SET EXERCISE:
In the data below, locate each line with the word "this" and list it.

INPUT DATA:
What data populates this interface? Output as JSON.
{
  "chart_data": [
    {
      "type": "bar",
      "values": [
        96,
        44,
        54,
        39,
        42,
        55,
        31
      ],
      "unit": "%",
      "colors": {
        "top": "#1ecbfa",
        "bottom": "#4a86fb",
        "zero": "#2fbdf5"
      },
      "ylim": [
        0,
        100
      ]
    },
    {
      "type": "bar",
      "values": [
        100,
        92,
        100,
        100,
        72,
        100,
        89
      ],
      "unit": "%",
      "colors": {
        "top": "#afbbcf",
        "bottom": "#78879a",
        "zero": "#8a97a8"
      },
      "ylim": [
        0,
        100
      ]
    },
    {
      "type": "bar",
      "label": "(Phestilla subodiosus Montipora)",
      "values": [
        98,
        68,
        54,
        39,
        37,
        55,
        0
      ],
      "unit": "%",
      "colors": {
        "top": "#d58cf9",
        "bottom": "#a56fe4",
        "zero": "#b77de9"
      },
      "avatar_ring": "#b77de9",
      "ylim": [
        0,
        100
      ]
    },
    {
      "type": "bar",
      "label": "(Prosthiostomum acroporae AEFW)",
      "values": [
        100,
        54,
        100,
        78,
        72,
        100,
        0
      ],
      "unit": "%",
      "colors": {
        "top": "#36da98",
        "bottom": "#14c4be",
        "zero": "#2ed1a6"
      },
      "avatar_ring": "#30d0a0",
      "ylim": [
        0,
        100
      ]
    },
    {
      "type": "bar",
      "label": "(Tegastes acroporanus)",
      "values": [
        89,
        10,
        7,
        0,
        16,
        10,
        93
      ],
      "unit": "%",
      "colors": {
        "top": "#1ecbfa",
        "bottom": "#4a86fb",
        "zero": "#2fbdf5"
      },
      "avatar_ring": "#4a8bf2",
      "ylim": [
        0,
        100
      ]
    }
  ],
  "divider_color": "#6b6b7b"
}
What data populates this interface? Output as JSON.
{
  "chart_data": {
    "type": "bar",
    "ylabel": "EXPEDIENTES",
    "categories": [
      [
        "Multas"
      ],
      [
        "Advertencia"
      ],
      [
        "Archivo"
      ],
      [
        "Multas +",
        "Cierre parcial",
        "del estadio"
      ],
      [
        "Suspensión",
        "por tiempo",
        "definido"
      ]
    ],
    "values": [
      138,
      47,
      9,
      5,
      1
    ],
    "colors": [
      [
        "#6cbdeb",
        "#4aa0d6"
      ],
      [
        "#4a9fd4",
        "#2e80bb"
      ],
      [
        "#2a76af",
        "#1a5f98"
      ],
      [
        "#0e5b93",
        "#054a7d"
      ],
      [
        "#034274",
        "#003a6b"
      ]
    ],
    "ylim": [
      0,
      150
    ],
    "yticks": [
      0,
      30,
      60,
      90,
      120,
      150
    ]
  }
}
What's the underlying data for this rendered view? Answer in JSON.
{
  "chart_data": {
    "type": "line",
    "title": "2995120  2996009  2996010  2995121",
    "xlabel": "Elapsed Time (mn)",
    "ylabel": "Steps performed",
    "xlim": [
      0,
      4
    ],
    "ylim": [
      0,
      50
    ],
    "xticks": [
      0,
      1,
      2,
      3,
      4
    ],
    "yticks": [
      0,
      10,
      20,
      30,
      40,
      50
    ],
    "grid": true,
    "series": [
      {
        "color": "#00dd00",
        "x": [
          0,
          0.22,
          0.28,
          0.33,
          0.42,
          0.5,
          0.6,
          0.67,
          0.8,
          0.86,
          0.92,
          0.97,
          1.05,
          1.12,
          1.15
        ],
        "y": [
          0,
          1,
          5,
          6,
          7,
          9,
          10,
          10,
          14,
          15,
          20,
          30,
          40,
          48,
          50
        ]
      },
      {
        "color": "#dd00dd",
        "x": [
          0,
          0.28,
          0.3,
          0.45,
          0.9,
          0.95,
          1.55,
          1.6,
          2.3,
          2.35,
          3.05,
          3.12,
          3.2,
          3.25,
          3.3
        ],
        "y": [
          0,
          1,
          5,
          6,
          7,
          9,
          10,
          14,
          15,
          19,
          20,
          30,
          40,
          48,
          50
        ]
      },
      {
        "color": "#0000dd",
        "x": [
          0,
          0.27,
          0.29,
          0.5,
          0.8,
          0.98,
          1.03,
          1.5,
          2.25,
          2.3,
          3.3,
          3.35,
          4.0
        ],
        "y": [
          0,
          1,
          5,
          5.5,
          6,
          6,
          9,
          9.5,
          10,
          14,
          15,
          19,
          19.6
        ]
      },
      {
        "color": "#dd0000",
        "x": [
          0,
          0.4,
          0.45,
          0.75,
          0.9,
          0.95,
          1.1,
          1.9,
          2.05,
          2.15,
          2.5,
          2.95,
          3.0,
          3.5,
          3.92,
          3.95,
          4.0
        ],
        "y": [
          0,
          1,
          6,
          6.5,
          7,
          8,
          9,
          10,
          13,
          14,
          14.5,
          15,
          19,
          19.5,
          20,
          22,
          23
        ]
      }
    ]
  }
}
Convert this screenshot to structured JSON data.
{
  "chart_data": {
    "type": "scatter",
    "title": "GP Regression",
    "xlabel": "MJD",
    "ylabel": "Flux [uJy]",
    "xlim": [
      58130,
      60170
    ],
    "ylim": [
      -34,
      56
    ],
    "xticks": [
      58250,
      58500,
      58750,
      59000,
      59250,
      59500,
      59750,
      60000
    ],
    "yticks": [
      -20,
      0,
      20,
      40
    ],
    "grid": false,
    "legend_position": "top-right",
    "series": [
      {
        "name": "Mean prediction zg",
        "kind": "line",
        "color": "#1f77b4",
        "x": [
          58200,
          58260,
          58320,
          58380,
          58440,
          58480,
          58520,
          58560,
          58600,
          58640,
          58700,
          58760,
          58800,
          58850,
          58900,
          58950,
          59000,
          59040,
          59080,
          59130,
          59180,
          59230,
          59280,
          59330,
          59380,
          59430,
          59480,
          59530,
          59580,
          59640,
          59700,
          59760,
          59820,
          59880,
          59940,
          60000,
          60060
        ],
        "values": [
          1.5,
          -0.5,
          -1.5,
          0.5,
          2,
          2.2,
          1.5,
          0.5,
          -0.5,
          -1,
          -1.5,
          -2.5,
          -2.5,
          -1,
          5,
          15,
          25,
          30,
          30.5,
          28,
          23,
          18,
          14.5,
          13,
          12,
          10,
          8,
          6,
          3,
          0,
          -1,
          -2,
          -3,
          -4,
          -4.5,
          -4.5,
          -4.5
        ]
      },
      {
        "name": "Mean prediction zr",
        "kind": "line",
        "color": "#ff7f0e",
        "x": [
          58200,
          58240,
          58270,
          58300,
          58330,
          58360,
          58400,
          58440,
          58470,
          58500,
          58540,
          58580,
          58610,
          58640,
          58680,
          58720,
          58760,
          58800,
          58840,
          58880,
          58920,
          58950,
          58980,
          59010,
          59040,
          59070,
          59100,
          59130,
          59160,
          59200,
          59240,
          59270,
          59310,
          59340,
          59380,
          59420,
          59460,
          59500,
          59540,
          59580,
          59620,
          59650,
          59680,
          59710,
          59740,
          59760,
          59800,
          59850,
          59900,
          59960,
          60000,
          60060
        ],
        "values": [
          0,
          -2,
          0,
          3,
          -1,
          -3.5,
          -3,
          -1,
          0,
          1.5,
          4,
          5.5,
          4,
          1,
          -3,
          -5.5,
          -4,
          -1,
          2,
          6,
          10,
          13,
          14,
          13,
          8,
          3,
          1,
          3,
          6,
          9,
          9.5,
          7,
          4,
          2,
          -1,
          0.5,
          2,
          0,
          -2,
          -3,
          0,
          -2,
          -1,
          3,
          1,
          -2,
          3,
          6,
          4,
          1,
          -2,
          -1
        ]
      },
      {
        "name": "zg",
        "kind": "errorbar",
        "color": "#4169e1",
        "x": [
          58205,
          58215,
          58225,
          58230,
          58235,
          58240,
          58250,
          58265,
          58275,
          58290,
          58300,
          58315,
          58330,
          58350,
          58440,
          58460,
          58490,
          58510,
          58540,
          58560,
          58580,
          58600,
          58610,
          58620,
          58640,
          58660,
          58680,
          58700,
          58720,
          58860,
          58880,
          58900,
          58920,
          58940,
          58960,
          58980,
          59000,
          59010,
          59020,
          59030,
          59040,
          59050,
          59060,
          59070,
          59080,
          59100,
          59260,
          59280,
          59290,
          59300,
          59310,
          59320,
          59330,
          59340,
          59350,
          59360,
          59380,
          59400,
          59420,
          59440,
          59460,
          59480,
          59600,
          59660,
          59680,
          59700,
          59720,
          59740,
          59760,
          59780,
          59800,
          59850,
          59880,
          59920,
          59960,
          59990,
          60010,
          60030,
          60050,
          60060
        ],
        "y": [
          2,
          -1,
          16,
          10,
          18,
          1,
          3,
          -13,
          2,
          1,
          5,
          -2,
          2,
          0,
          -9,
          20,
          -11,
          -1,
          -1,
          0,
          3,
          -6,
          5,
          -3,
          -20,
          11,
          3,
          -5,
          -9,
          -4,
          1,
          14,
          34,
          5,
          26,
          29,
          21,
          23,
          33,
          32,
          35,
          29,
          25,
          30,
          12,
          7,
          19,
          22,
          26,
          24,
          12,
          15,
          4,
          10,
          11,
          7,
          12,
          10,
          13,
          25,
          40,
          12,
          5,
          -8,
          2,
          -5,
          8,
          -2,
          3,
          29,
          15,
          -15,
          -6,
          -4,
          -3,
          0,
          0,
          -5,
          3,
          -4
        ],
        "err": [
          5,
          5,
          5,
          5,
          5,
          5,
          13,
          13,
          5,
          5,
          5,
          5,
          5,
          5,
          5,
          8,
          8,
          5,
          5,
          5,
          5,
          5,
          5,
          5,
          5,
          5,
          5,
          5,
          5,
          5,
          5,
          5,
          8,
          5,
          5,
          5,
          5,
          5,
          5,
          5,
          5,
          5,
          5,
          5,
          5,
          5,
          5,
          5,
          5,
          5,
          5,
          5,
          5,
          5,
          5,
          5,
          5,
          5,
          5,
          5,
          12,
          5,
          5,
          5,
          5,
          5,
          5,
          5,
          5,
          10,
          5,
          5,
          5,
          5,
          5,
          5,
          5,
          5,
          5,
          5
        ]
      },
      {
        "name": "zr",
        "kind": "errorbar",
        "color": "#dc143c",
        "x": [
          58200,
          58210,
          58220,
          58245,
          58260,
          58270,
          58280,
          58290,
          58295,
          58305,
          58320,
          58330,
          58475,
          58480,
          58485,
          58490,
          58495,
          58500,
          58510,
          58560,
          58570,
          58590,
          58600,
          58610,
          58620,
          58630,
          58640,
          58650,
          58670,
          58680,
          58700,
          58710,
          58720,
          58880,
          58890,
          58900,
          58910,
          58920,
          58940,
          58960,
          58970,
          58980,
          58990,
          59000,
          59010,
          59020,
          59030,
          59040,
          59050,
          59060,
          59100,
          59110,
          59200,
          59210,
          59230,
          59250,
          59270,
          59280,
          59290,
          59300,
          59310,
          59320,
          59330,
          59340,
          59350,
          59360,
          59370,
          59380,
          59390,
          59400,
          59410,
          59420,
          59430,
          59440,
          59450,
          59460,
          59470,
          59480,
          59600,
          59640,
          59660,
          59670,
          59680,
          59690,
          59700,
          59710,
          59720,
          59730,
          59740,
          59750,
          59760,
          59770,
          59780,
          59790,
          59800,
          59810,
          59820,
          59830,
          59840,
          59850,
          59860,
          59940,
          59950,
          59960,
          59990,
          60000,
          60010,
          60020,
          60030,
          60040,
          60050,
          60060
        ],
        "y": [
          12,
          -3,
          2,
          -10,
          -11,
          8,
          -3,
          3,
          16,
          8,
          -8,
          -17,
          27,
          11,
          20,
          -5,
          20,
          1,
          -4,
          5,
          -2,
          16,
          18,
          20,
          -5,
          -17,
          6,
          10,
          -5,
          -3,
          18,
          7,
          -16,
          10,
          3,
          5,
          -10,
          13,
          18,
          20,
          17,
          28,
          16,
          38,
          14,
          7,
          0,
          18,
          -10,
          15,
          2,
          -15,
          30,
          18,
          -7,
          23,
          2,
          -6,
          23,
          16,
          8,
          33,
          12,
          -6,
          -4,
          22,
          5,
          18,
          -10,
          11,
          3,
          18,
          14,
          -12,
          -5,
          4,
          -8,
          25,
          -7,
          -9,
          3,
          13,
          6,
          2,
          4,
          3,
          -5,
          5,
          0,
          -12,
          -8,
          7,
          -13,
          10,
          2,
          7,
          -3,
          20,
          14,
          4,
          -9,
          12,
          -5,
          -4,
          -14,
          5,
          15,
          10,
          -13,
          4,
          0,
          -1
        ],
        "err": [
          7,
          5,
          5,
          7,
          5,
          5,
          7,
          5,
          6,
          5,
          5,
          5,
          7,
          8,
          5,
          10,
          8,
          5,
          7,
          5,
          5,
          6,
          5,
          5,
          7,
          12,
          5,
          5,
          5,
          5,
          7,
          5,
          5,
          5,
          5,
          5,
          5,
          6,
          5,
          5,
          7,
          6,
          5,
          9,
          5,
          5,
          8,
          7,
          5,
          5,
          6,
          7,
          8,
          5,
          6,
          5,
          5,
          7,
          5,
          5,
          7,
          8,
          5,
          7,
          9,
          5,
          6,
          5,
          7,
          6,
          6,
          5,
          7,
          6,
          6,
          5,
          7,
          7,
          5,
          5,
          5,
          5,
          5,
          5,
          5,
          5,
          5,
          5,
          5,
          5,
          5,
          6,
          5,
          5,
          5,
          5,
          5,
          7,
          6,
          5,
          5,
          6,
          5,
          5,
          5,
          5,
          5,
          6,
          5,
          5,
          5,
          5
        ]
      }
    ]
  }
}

WRITTEN SOLUTION:
What data populates this interface? Output as JSON.
What data populates this interface? Output as JSON.
What's the underlying data for this rendered view? Answer in JSON.
Convert this screenshot to structured JSON data.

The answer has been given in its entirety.